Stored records

☆ ☆ ☆ ☆

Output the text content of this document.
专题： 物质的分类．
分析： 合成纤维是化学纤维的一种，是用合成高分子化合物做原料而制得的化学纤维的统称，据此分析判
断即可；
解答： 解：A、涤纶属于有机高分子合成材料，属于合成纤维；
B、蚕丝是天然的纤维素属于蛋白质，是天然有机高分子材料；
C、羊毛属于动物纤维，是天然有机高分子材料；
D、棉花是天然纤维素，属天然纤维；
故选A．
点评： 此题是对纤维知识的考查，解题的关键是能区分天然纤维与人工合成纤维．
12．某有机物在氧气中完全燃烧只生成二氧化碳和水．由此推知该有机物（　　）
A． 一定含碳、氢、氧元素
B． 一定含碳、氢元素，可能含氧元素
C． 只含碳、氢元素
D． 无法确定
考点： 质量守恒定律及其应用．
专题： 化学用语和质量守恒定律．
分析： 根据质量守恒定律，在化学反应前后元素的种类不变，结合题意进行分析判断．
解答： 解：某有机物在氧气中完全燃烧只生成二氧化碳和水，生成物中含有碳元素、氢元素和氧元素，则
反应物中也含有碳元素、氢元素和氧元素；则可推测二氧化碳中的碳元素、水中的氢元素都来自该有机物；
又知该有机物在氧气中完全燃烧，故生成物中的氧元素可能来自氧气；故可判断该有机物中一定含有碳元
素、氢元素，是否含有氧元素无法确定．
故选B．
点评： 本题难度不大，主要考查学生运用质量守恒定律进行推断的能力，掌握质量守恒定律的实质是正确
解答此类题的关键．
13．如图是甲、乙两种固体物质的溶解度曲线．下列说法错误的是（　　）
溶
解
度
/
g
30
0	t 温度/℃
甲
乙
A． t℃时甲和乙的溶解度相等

☆ ☆ ☆ ☆

Give an exact copy of all the data shown above.

**Task answer**
Output the text content of this document.
专题： 物质的分类．
分析： 合成纤维是化学纤维的一种，是用合成高分子化合物做原料而制得的化学纤维的统称，据此分析判
断即可；
解答： 解：A、涤纶属于有机高分子合成材料，属于合成纤维；
B、蚕丝是天然的纤维素属于蛋白质，是天然有机高分子材料；
C、羊毛属于动物纤维，是天然有机高分子材料；
D、棉花是天然纤维素，属天然纤维；
故选A．
点评： 此题是对纤维知识的考查，解题的关键是能区分天然纤维与人工合成纤维．
12．某有机物在氧气中完全燃烧只生成二氧化碳和水．由此推知该有机物（　　）
A． 一定含碳、氢、氧元素
B． 一定含碳、氢元素，可能含氧元素
C． 只含碳、氢元素
D． 无法确定
考点： 质量守恒定律及其应用．
专题： 化学用语和质量守恒定律．
分析： 根据质量守恒定律，在化学反应前后元素的种类不变，结合题意进行分析判断．
解答： 解：某有机物在氧气中完全燃烧只生成二氧化碳和水，生成物中含有碳元素、氢元素和氧元素，则
反应物中也含有碳元素、氢元素和氧元素；则可推测二氧化碳中的碳元素、水中的氢元素都来自该有机物；
又知该有机物在氧气中完全燃烧，故生成物中的氧元素可能来自氧气；故可判断该有机物中一定含有碳元
素、氢元素，是否含有氧元素无法确定．
故选B．
点评： 本题难度不大，主要考查学生运用质量守恒定律进行推断的能力，掌握质量守恒定律的实质是正确
解答此类题的关键．
13．如图是甲、乙两种固体物质的溶解度曲线．下列说法错误的是（　　）
溶
解
度
/
g
30
0	t 温度/℃
甲
乙
A． t℃时甲和乙的溶解度相等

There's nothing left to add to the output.